Exercise aim: Reproduce all of the data exactly.

Material provided:
= = = =

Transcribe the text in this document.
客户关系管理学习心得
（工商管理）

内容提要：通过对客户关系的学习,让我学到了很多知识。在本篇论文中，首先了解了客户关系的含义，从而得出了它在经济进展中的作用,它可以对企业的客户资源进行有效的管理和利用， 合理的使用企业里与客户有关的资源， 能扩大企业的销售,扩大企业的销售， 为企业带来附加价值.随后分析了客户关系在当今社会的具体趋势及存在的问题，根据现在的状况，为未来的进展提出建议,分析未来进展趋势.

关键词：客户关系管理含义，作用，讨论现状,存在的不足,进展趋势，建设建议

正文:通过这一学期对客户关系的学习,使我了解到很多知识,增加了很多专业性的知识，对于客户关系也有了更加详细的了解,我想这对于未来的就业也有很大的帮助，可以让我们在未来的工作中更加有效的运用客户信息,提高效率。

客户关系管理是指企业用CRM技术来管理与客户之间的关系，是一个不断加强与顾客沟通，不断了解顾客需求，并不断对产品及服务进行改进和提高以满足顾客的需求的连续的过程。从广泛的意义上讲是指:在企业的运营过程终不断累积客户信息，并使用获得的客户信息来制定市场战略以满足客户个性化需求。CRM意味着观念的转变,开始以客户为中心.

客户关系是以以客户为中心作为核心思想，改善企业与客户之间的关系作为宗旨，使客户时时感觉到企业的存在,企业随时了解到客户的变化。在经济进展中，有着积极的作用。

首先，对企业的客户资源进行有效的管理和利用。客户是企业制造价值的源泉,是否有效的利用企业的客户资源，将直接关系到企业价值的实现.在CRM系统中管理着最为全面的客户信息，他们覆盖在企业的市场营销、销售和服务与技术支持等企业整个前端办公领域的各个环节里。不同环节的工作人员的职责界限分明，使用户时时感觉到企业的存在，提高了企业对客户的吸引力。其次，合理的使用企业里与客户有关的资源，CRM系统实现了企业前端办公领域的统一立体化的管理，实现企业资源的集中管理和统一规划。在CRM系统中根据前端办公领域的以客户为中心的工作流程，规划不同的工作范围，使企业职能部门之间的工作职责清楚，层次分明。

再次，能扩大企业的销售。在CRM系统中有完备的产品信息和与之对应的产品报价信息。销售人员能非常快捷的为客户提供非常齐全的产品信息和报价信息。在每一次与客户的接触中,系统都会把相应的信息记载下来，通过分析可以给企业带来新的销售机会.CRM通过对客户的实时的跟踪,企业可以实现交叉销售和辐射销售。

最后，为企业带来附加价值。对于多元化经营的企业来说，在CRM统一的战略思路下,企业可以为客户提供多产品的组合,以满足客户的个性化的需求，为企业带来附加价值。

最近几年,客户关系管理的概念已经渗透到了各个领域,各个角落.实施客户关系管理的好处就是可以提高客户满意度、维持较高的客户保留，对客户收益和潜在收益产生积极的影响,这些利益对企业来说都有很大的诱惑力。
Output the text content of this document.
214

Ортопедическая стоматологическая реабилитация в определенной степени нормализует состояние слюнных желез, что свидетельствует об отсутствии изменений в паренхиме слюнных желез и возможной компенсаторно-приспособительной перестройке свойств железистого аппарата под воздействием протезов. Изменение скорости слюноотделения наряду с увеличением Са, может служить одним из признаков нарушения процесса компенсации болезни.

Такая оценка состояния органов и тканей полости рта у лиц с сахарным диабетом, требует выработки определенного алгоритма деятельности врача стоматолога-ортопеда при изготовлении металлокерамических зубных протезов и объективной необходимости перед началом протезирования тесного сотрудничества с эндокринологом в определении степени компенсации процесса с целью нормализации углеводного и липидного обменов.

= = = =

Correct result:
Transcribe the text in this document.
客户关系管理学习心得
（工商管理）

内容提要：通过对客户关系的学习,让我学到了很多知识。在本篇论文中，首先了解了客户关系的含义，从而得出了它在经济进展中的作用,它可以对企业的客户资源进行有效的管理和利用， 合理的使用企业里与客户有关的资源， 能扩大企业的销售,扩大企业的销售， 为企业带来附加价值.随后分析了客户关系在当今社会的具体趋势及存在的问题，根据现在的状况，为未来的进展提出建议,分析未来进展趋势.

关键词：客户关系管理含义，作用，讨论现状,存在的不足,进展趋势，建设建议

正文:通过这一学期对客户关系的学习,使我了解到很多知识,增加了很多专业性的知识，对于客户关系也有了更加详细的了解,我想这对于未来的就业也有很大的帮助，可以让我们在未来的工作中更加有效的运用客户信息,提高效率。

客户关系管理是指企业用CRM技术来管理与客户之间的关系，是一个不断加强与顾客沟通，不断了解顾客需求，并不断对产品及服务进行改进和提高以满足顾客的需求的连续的过程。从广泛的意义上讲是指:在企业的运营过程终不断累积客户信息，并使用获得的客户信息来制定市场战略以满足客户个性化需求。CRM意味着观念的转变,开始以客户为中心.

客户关系是以以客户为中心作为核心思想，改善企业与客户之间的关系作为宗旨，使客户时时感觉到企业的存在,企业随时了解到客户的变化。在经济进展中，有着积极的作用。

首先，对企业的客户资源进行有效的管理和利用。客户是企业制造价值的源泉,是否有效的利用企业的客户资源，将直接关系到企业价值的实现.在CRM系统中管理着最为全面的客户信息，他们覆盖在企业的市场营销、销售和服务与技术支持等企业整个前端办公领域的各个环节里。不同环节的工作人员的职责界限分明，使用户时时感觉到企业的存在，提高了企业对客户的吸引力。其次，合理的使用企业里与客户有关的资源，CRM系统实现了企业前端办公领域的统一立体化的管理，实现企业资源的集中管理和统一规划。在CRM系统中根据前端办公领域的以客户为中心的工作流程，规划不同的工作范围，使企业职能部门之间的工作职责清楚，层次分明。

再次，能扩大企业的销售。在CRM系统中有完备的产品信息和与之对应的产品报价信息。销售人员能非常快捷的为客户提供非常齐全的产品信息和报价信息。在每一次与客户的接触中,系统都会把相应的信息记载下来，通过分析可以给企业带来新的销售机会.CRM通过对客户的实时的跟踪,企业可以实现交叉销售和辐射销售。

最后，为企业带来附加价值。对于多元化经营的企业来说，在CRM统一的战略思路下,企业可以为客户提供多产品的组合,以满足客户的个性化的需求，为企业带来附加价值。

最近几年,客户关系管理的概念已经渗透到了各个领域,各个角落.实施客户关系管理的好处就是可以提高客户满意度、维持较高的客户保留，对客户收益和潜在收益产生积极的影响,这些利益对企业来说都有很大的诱惑力。
Output the text content of this document.
214

Ортопедическая стоматологическая реабилитация в определенной степени нормализует состояние слюнных желез, что свидетельствует об отсутствии изменений в паренхиме слюнных желез и возможной компенсаторно-приспособительной перестройке свойств железистого аппарата под воздействием протезов. Изменение скорости слюноотделения наряду с увеличением Са, может служить одним из признаков нарушения процесса компенсации болезни.

Такая оценка состояния органов и тканей полости рта у лиц с сахарным диабетом, требует выработки определенного алгоритма деятельности врача стоматолога-ортопеда при изготовлении металлокерамических зубных протезов и объективной необходимости перед началом протезирования тесного сотрудничества с эндокринологом в определении степени компенсации процесса с целью нормализации углеводного и липидного обменов.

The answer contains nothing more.